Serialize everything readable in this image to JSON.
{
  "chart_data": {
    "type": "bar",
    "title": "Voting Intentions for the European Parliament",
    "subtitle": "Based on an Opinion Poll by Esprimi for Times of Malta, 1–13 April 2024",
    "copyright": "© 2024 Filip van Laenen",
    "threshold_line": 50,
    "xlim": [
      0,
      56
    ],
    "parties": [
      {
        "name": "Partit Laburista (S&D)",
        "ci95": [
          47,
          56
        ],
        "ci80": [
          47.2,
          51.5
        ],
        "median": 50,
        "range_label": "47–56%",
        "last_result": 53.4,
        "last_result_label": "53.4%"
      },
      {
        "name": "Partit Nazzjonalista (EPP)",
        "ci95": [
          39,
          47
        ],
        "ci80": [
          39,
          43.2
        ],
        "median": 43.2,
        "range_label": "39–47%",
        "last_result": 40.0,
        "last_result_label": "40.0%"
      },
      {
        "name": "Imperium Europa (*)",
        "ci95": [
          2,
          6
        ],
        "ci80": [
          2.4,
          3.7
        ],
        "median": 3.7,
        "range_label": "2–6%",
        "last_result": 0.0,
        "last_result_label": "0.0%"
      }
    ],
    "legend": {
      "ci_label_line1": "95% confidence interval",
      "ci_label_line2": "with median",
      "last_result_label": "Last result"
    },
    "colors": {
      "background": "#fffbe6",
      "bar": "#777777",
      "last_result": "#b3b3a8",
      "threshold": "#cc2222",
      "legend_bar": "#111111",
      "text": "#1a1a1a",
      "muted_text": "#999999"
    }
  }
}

--

What you should do = Copy out each line in the listing that has the word "median".

Output of the task =
        "median": 50,
        "median": 43.2,
        "median": 3.7,
      "ci_label_line2": "with median",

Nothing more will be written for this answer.